BEGIN DATASET EXTRACT

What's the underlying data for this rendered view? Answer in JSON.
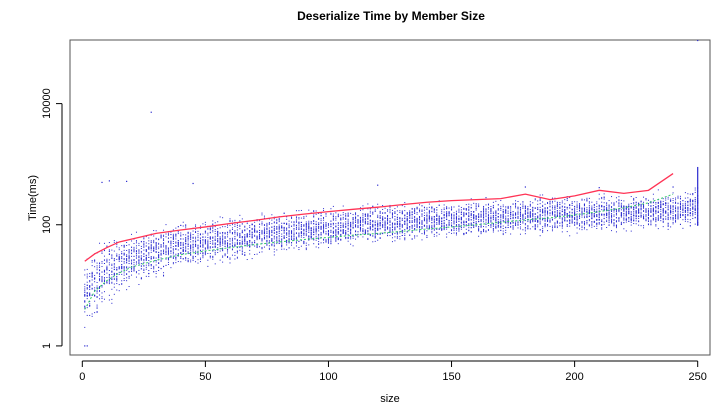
{
  "chart_data": {
    "type": "scatter",
    "title": "Deserialize Time by Member Size",
    "xlabel": "size",
    "ylabel": "Time(ms)",
    "xlim": [
      -5,
      255
    ],
    "ylim_log10": [
      -0.15,
      5.05
    ],
    "y_scale": "log",
    "x_ticks": [
      0,
      50,
      100,
      150,
      200,
      250
    ],
    "y_ticks": [
      {
        "value": 1,
        "label": "1"
      },
      {
        "value": 100,
        "label": "100"
      },
      {
        "value": 10000,
        "label": "10000"
      }
    ],
    "grid": false,
    "colors": {
      "points": "#2a2ad0",
      "upper_line": "#ff3355",
      "median_line": "#33cc66",
      "frame": "#555555"
    },
    "series": [
      {
        "name": "",
        "kind": "point_band",
        "x_range": [
          1,
          250
        ],
        "lower": [
          [
            1,
            1
          ],
          [
            3,
            1.6
          ],
          [
            6,
            2.5
          ],
          [
            10,
            4
          ],
          [
            15,
            6
          ],
          [
            20,
            8
          ],
          [
            30,
            11
          ],
          [
            40,
            14
          ],
          [
            50,
            17
          ],
          [
            60,
            20
          ],
          [
            70,
            24
          ],
          [
            80,
            28
          ],
          [
            90,
            31
          ],
          [
            100,
            35
          ],
          [
            110,
            38
          ],
          [
            120,
            42
          ],
          [
            130,
            45
          ],
          [
            140,
            48
          ],
          [
            150,
            50
          ],
          [
            160,
            52
          ],
          [
            170,
            55
          ],
          [
            180,
            58
          ],
          [
            190,
            60
          ],
          [
            200,
            62
          ],
          [
            210,
            65
          ],
          [
            220,
            68
          ],
          [
            230,
            72
          ],
          [
            240,
            75
          ],
          [
            250,
            78
          ]
        ],
        "upper": [
          [
            1,
            40
          ],
          [
            10,
            70
          ],
          [
            20,
            90
          ],
          [
            30,
            110
          ],
          [
            40,
            130
          ],
          [
            50,
            150
          ],
          [
            60,
            165
          ],
          [
            70,
            180
          ],
          [
            80,
            195
          ],
          [
            90,
            210
          ],
          [
            100,
            230
          ],
          [
            110,
            240
          ],
          [
            120,
            255
          ],
          [
            130,
            270
          ],
          [
            140,
            290
          ],
          [
            150,
            300
          ],
          [
            160,
            310
          ],
          [
            170,
            320
          ],
          [
            180,
            340
          ],
          [
            190,
            340
          ],
          [
            200,
            350
          ],
          [
            210,
            360
          ],
          [
            220,
            370
          ],
          [
            230,
            380
          ],
          [
            240,
            400
          ],
          [
            250,
            500
          ]
        ]
      },
      {
        "name": "",
        "kind": "outliers",
        "points": [
          [
            1,
            1
          ],
          [
            2,
            1
          ],
          [
            8,
            500
          ],
          [
            11,
            530
          ],
          [
            18,
            520
          ],
          [
            28,
            7200
          ],
          [
            45,
            480
          ],
          [
            120,
            450
          ],
          [
            180,
            420
          ],
          [
            210,
            410
          ],
          [
            240,
            420
          ],
          [
            250,
            110000
          ],
          [
            250,
            300
          ],
          [
            250,
            100
          ]
        ]
      },
      {
        "name": "",
        "kind": "line",
        "color": "upper_line",
        "x": [
          1,
          5,
          10,
          15,
          20,
          30,
          40,
          50,
          60,
          70,
          80,
          90,
          100,
          110,
          120,
          130,
          140,
          150,
          160,
          170,
          180,
          190,
          200,
          210,
          220,
          230,
          240
        ],
        "y": [
          25,
          33,
          42,
          52,
          58,
          72,
          82,
          92,
          105,
          118,
          135,
          150,
          165,
          180,
          195,
          215,
          235,
          250,
          260,
          270,
          320,
          260,
          300,
          370,
          330,
          370,
          700
        ]
      },
      {
        "name": "",
        "kind": "line",
        "color": "median_line",
        "x": [
          1,
          5,
          10,
          15,
          20,
          30,
          40,
          50,
          60,
          70,
          80,
          90,
          100,
          110,
          120,
          130,
          140,
          150,
          160,
          170,
          180,
          190,
          200,
          210,
          220,
          230,
          240
        ],
        "y": [
          4,
          8,
          12,
          16,
          20,
          26,
          32,
          37,
          42,
          47,
          52,
          57,
          62,
          67,
          72,
          78,
          85,
          92,
          100,
          110,
          120,
          130,
          145,
          165,
          190,
          230,
          320
        ]
      }
    ]
  }
}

END DATASET EXTRACT

#### [REQUIREMENT]
Quote all the records verbatim, dropping any pictures from your copy.

#### [FULL RESPONSE]
What's the underlying data for this rendered view? Answer in JSON.
{
  "chart_data": {
    "type": "scatter",
    "title": "Deserialize Time by Member Size",
    "xlabel": "size",
    "ylabel": "Time(ms)",
    "xlim": [
      -5,
      255
    ],
    "ylim_log10": [
      -0.15,
      5.05
    ],
    "y_scale": "log",
    "x_ticks": [
      0,
      50,
      100,
      150,
      200,
      250
    ],
    "y_ticks": [
      {
        "value": 1,
        "label": "1"
      },
      {
        "value": 100,
        "label": "100"
      },
      {
        "value": 10000,
        "label": "10000"
      }
    ],
    "grid": false,
    "colors": {
      "points": "#2a2ad0",
      "upper_line": "#ff3355",
      "median_line": "#33cc66",
      "frame": "#555555"
    },
    "series": [
      {
        "name": "",
        "kind": "point_band",
        "x_range": [
          1,
          250
        ],
        "lower": [
          [
            1,
            1
          ],
          [
            3,
            1.6
          ],
          [
            6,
            2.5
          ],
          [
            10,
            4
          ],
          [
            15,
            6
          ],
          [
            20,
            8
          ],
          [
            30,
            11
          ],
          [
            40,
            14
          ],
          [
            50,
            17
          ],
          [
            60,
            20
          ],
          [
            70,
            24
          ],
          [
            80,
            28
          ],
          [
            90,
            31
          ],
          [
            100,
            35
          ],
          [
            110,
            38
          ],
          [
            120,
            42
          ],
          [
            130,
            45
          ],
          [
            140,
            48
          ],
          [
            150,
            50
          ],
          [
            160,
            52
          ],
          [
            170,
            55
          ],
          [
            180,
            58
          ],
          [
            190,
            60
          ],
          [
            200,
            62
          ],
          [
            210,
            65
          ],
          [
            220,
            68
          ],
          [
            230,
            72
          ],
          [
            240,
            75
          ],
          [
            250,
            78
          ]
        ],
        "upper": [
          [
            1,
            40
          ],
          [
            10,
            70
          ],
          [
            20,
            90
          ],
          [
            30,
            110
          ],
          [
            40,
            130
          ],
          [
            50,
            150
          ],
          [
            60,
            165
          ],
          [
            70,
            180
          ],
          [
            80,
            195
          ],
          [
            90,
            210
          ],
          [
            100,
            230
          ],
          [
            110,
            240
          ],
          [
            120,
            255
          ],
          [
            130,
            270
          ],
          [
            140,
            290
          ],
          [
            150,
            300
          ],
          [
            160,
            310
          ],
          [
            170,
            320
          ],
          [
            180,
            340
          ],
          [
            190,
            340
          ],
          [
            200,
            350
          ],
          [
            210,
            360
          ],
          [
            220,
            370
          ],
          [
            230,
            380
          ],
          [
            240,
            400
          ],
          [
            250,
            500
          ]
        ]
      },
      {
        "name": "",
        "kind": "outliers",
        "points": [
          [
            1,
            1
          ],
          [
            2,
            1
          ],
          [
            8,
            500
          ],
          [
            11,
            530
          ],
          [
            18,
            520
          ],
          [
            28,
            7200
          ],
          [
            45,
            480
          ],
          [
            120,
            450
          ],
          [
            180,
            420
          ],
          [
            210,
            410
          ],
          [
            240,
            420
          ],
          [
            250,
            110000
          ],
          [
            250,
            300
          ],
          [
            250,
            100
          ]
        ]
      },
      {
        "name": "",
        "kind": "line",
        "color": "upper_line",
        "x": [
          1,
          5,
          10,
          15,
          20,
          30,
          40,
          50,
          60,
          70,
          80,
          90,
          100,
          110,
          120,
          130,
          140,
          150,
          160,
          170,
          180,
          190,
          200,
          210,
          220,
          230,
          240
        ],
        "y": [
          25,
          33,
          42,
          52,
          58,
          72,
          82,
          92,
          105,
          118,
          135,
          150,
          165,
          180,
          195,
          215,
          235,
          250,
          260,
          270,
          320,
          260,
          300,
          370,
          330,
          370,
          700
        ]
      },
      {
        "name": "",
        "kind": "line",
        "color": "median_line",
        "x": [
          1,
          5,
          10,
          15,
          20,
          30,
          40,
          50,
          60,
          70,
          80,
          90,
          100,
          110,
          120,
          130,
          140,
          150,
          160,
          170,
          180,
          190,
          200,
          210,
          220,
          230,
          240
        ],
        "y": [
          4,
          8,
          12,
          16,
          20,
          26,
          32,
          37,
          42,
          47,
          52,
          57,
          62,
          67,
          72,
          78,
          85,
          92,
          100,
          110,
          120,
          130,
          145,
          165,
          190,
          230,
          320
        ]
      }
    ]
  }
}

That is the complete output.